> SUPPLIED ENTRIES:
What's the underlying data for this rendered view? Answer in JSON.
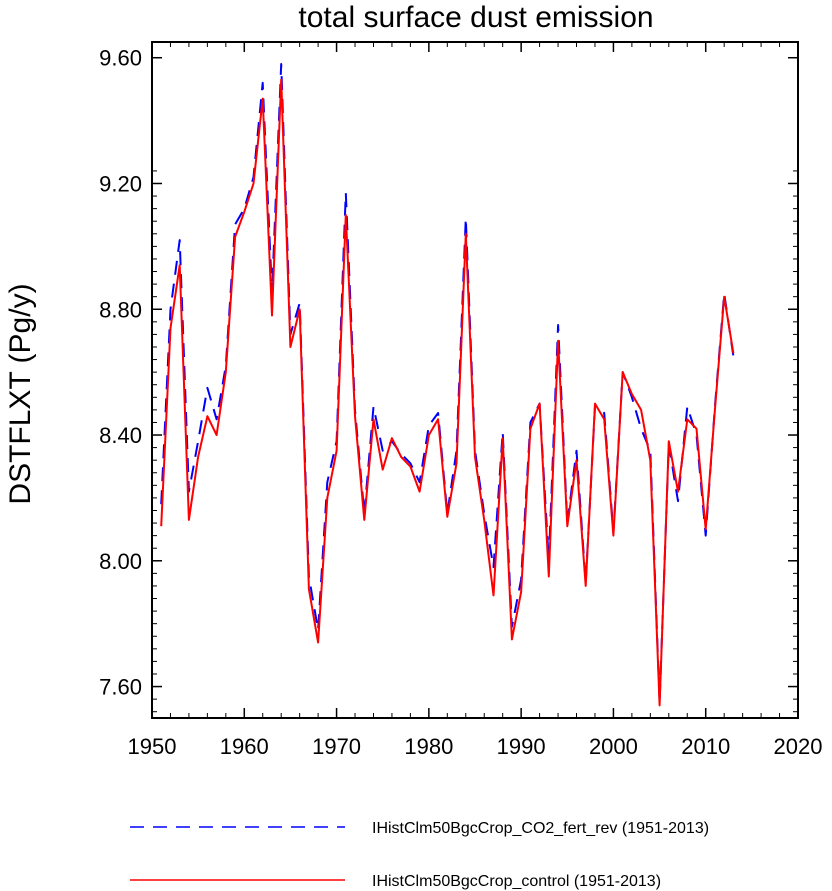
{
  "chart_data": {
    "type": "line",
    "title": "total surface dust emission",
    "xlabel": "",
    "ylabel": "DSTFLXT  (Pg/y)",
    "xlim": [
      1950,
      2020
    ],
    "ylim": [
      7.5,
      9.65
    ],
    "xticks": [
      "1950",
      "1960",
      "1970",
      "1980",
      "1990",
      "2000",
      "2010",
      "2020"
    ],
    "yticks": [
      "7.60",
      "8.00",
      "8.40",
      "8.80",
      "9.20",
      "9.60"
    ],
    "grid": false,
    "legend": "bottom",
    "x": [
      1951,
      1952,
      1953,
      1954,
      1955,
      1956,
      1957,
      1958,
      1959,
      1960,
      1961,
      1962,
      1963,
      1964,
      1965,
      1966,
      1967,
      1968,
      1969,
      1970,
      1971,
      1972,
      1973,
      1974,
      1975,
      1976,
      1977,
      1978,
      1979,
      1980,
      1981,
      1982,
      1983,
      1984,
      1985,
      1986,
      1987,
      1988,
      1989,
      1990,
      1991,
      1992,
      1993,
      1994,
      1995,
      1996,
      1997,
      1998,
      1999,
      2000,
      2001,
      2002,
      2003,
      2004,
      2005,
      2006,
      2007,
      2008,
      2009,
      2010,
      2011,
      2012,
      2013
    ],
    "series": [
      {
        "name": "IHistClm50BgcCrop_CO2_fert_rev (1951-2013)",
        "color": "#0000ff",
        "style": "dashed",
        "values": [
          8.18,
          8.8,
          9.02,
          8.22,
          8.38,
          8.55,
          8.45,
          8.62,
          9.07,
          9.12,
          9.22,
          9.52,
          8.85,
          9.58,
          8.72,
          8.82,
          7.95,
          7.78,
          8.25,
          8.38,
          9.17,
          8.48,
          8.15,
          8.49,
          8.35,
          8.38,
          8.34,
          8.31,
          8.25,
          8.43,
          8.47,
          8.15,
          8.35,
          9.09,
          8.35,
          8.15,
          7.98,
          8.41,
          7.79,
          7.94,
          8.44,
          8.5,
          8.0,
          8.75,
          8.12,
          8.35,
          7.93,
          8.49,
          8.47,
          8.09,
          8.6,
          8.52,
          8.42,
          8.35,
          7.55,
          8.37,
          8.19,
          8.49,
          8.4,
          8.08,
          8.49,
          8.85,
          8.65
        ]
      },
      {
        "name": "IHistClm50BgcCrop_control (1951-2013)",
        "color": "#ff0000",
        "style": "solid",
        "values": [
          8.11,
          8.74,
          8.94,
          8.13,
          8.33,
          8.46,
          8.4,
          8.6,
          9.03,
          9.11,
          9.2,
          9.47,
          8.78,
          9.53,
          8.68,
          8.8,
          7.91,
          7.74,
          8.2,
          8.35,
          9.1,
          8.46,
          8.13,
          8.45,
          8.29,
          8.39,
          8.33,
          8.3,
          8.22,
          8.4,
          8.45,
          8.14,
          8.31,
          9.04,
          8.33,
          8.13,
          7.89,
          8.39,
          7.75,
          7.9,
          8.42,
          8.5,
          7.95,
          8.7,
          8.11,
          8.32,
          7.92,
          8.5,
          8.45,
          8.08,
          8.6,
          8.53,
          8.48,
          8.32,
          7.54,
          8.38,
          8.22,
          8.45,
          8.42,
          8.1,
          8.48,
          8.84,
          8.66
        ]
      }
    ]
  }
}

> EXERCISE PROMPT: Search the entries for the word "name" and copy every line that has it.

> RESPONSE FOR THIS EXERCISE:
        "name": "IHistClm50BgcCrop_CO2_fert_rev (1951-2013)",
        "name": "IHistClm50BgcCrop_control (1951-2013)",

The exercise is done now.